Task requirements: Copy each line of the records that holds the string "Nadelwald".

Stored items from a collection
· · · ·

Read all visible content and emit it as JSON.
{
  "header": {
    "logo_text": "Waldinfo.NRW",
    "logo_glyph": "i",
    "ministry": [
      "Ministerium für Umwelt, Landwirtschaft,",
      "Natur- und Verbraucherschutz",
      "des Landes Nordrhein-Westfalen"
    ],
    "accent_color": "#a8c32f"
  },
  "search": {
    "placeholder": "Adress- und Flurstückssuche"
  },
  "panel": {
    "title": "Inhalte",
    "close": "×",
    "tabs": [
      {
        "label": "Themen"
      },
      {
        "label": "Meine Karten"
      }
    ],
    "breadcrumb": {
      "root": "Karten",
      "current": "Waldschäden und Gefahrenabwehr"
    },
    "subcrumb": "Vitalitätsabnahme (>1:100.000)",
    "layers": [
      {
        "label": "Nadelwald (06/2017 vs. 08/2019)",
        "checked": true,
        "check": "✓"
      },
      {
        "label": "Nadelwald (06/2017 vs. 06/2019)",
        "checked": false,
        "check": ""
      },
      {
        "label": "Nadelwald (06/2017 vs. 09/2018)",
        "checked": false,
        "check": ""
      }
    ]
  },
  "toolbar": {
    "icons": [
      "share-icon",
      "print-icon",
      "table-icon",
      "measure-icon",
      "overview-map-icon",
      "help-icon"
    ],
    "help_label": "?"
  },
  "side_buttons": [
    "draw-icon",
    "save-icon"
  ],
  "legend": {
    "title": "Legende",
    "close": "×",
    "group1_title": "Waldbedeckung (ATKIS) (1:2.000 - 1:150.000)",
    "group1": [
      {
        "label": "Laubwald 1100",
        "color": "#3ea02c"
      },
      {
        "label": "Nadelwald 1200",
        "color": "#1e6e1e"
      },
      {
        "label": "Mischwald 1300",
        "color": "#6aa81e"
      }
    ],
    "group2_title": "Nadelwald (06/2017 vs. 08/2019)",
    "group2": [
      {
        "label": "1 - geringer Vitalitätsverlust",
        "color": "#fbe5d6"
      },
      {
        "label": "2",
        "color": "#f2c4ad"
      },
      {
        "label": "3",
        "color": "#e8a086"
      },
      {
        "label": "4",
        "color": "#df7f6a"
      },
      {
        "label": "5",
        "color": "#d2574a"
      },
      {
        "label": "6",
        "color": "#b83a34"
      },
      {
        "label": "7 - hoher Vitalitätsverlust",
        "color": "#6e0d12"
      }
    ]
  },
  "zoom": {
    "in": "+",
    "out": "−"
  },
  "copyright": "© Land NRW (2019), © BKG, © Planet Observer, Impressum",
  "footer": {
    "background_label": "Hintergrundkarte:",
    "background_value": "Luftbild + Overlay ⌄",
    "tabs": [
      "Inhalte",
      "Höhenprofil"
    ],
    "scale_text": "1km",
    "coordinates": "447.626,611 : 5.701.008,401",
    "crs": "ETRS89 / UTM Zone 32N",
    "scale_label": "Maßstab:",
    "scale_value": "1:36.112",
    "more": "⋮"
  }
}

· · · ·

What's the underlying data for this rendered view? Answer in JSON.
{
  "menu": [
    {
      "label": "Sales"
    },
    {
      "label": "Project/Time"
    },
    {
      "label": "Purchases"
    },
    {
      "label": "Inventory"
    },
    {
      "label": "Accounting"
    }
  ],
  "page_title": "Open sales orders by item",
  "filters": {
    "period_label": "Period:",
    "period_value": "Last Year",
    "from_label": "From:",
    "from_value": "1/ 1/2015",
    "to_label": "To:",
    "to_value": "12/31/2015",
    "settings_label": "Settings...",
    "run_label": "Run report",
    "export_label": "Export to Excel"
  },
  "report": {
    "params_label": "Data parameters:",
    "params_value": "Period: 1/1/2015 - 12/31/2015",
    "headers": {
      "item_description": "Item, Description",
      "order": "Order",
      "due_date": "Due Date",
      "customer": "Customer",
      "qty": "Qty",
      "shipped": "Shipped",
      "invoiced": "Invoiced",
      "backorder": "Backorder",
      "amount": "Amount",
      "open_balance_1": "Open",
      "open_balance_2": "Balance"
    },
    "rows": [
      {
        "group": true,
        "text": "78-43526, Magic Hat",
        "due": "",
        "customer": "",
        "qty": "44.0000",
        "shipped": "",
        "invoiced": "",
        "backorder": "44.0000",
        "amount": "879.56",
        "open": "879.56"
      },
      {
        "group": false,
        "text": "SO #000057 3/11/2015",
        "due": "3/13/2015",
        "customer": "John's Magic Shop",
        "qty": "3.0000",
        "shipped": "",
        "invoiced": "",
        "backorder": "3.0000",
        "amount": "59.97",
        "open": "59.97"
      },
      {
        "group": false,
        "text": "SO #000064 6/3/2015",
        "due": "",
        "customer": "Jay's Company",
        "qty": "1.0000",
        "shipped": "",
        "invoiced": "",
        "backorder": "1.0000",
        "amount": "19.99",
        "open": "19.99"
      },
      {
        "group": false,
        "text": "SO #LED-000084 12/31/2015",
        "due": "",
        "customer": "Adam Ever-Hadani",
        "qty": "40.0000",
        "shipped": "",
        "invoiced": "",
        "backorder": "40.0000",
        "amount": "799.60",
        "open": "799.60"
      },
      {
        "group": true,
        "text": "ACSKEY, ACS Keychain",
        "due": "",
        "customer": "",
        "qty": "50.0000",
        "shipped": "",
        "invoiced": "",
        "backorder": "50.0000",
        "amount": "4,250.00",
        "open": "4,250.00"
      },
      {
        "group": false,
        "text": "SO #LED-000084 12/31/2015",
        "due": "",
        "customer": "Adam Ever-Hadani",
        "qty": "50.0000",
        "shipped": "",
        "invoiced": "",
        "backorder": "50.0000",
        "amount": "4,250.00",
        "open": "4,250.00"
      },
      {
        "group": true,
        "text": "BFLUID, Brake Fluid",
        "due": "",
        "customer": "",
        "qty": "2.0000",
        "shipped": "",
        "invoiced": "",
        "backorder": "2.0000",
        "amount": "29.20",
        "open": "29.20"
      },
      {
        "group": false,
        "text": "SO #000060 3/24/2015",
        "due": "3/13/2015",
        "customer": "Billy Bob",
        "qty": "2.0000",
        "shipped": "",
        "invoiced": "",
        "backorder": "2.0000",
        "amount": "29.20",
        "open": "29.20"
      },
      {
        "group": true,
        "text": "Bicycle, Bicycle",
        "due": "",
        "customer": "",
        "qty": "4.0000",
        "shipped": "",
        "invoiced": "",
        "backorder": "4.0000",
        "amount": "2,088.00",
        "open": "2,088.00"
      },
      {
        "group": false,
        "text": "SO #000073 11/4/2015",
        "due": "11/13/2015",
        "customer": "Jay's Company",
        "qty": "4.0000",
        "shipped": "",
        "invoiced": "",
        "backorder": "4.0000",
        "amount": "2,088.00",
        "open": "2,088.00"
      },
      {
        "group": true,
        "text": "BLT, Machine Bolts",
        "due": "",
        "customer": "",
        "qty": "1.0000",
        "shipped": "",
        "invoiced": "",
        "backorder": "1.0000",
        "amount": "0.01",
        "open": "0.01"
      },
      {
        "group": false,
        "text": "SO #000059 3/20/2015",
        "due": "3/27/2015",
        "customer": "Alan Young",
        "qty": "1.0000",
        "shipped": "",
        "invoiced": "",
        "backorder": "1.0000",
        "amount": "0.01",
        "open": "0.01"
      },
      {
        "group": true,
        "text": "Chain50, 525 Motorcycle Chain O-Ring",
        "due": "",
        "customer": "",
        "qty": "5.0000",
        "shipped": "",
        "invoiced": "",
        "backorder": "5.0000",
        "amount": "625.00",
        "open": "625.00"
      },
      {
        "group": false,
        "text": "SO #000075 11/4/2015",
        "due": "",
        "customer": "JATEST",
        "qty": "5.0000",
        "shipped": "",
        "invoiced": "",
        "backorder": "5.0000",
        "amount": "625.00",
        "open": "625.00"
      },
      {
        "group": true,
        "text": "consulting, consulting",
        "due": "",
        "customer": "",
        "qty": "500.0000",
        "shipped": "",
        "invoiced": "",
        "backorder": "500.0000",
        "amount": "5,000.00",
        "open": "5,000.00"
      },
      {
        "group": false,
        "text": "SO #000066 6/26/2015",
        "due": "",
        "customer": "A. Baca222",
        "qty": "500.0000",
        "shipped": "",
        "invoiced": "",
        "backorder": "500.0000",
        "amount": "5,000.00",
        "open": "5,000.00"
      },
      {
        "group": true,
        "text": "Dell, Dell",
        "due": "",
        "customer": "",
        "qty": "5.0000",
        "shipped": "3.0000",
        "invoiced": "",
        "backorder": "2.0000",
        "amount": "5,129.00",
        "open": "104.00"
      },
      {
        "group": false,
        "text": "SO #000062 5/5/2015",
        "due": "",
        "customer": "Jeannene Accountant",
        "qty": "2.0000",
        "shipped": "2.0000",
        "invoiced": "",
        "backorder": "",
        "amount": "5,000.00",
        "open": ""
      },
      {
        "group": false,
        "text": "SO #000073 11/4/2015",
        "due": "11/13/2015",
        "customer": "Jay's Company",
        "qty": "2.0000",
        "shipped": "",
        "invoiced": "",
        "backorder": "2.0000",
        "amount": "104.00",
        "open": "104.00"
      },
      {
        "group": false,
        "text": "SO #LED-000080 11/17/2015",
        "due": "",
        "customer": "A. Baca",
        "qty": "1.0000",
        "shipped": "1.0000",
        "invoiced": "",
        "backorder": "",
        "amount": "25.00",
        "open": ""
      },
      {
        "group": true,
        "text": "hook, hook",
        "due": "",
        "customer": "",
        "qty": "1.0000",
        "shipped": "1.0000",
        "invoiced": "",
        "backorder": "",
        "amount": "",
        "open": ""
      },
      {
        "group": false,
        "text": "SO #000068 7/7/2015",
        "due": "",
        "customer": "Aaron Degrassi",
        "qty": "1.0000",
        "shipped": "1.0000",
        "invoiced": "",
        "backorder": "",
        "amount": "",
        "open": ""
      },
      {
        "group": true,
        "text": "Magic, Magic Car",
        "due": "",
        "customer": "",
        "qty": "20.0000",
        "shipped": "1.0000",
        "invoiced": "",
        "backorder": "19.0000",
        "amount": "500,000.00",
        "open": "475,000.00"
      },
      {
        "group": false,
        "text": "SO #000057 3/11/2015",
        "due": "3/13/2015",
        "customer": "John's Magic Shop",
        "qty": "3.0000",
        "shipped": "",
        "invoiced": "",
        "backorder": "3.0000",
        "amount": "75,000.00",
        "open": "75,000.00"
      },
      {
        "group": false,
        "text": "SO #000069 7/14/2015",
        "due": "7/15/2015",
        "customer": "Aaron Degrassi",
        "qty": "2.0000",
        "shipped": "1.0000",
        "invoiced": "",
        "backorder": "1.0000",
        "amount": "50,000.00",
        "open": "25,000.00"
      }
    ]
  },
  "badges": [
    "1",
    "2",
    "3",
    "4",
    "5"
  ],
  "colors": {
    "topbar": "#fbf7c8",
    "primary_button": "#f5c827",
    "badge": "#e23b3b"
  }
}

· · · ·

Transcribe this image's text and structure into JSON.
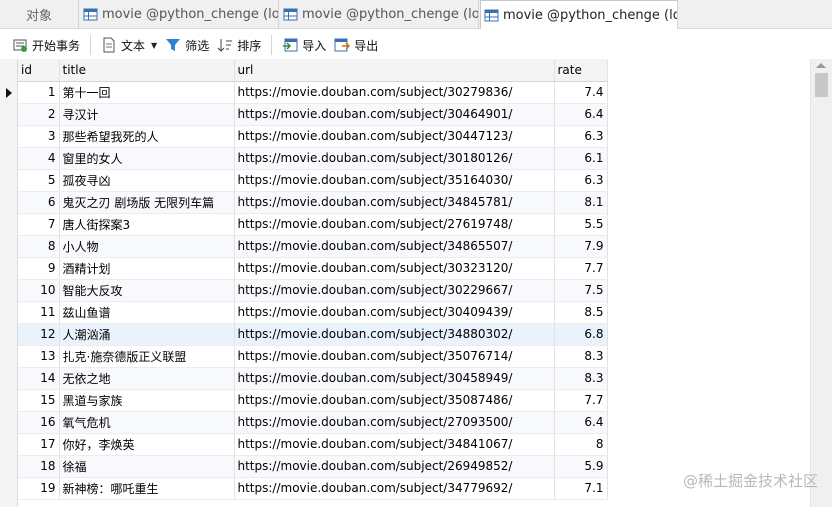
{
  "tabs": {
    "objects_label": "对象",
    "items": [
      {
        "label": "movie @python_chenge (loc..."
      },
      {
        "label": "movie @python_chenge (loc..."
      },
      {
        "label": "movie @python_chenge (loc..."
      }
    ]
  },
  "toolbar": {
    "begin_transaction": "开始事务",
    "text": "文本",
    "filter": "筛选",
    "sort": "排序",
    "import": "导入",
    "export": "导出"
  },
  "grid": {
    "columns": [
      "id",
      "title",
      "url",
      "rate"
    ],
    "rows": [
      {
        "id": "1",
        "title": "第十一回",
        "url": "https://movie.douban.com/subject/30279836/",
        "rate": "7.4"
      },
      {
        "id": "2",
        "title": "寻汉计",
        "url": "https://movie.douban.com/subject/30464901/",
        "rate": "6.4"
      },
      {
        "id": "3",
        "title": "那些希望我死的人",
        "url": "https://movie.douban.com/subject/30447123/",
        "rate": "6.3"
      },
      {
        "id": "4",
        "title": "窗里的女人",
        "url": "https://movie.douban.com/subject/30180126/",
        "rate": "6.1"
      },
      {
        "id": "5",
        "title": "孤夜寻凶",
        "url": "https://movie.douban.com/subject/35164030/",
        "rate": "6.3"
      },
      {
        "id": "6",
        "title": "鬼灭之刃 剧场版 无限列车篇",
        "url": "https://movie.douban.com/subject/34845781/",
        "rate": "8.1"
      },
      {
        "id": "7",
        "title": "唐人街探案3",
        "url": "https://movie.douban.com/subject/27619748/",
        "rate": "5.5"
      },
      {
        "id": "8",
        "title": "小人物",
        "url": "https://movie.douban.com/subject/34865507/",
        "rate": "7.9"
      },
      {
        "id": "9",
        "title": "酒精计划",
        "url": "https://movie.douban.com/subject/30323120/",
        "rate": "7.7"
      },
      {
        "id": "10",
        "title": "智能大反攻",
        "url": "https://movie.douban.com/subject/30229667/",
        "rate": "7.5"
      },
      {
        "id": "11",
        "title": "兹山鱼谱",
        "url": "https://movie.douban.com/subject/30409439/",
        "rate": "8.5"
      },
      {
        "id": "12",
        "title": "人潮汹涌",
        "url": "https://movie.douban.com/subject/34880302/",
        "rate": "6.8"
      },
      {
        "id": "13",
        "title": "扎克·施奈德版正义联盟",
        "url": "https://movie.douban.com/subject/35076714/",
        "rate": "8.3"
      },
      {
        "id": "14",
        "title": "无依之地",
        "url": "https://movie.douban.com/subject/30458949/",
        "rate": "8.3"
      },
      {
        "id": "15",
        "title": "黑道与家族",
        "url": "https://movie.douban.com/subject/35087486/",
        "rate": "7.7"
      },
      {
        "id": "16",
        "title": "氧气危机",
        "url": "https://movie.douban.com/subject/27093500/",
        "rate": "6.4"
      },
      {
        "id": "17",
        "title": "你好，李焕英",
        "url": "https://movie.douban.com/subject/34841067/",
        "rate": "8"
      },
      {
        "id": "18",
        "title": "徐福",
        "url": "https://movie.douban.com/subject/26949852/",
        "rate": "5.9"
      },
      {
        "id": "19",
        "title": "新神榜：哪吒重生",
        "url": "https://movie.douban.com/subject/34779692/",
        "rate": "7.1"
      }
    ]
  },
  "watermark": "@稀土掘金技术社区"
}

· · · ·

Exercise solution:
        "label": "Nadelwald (06/2017 vs. 08/2019)",
        "label": "Nadelwald (06/2017 vs. 06/2019)",
        "label": "Nadelwald (06/2017 vs. 09/2018)",
        "label": "Nadelwald 1200",
    "group2_title": "Nadelwald (06/2017 vs. 08/2019)",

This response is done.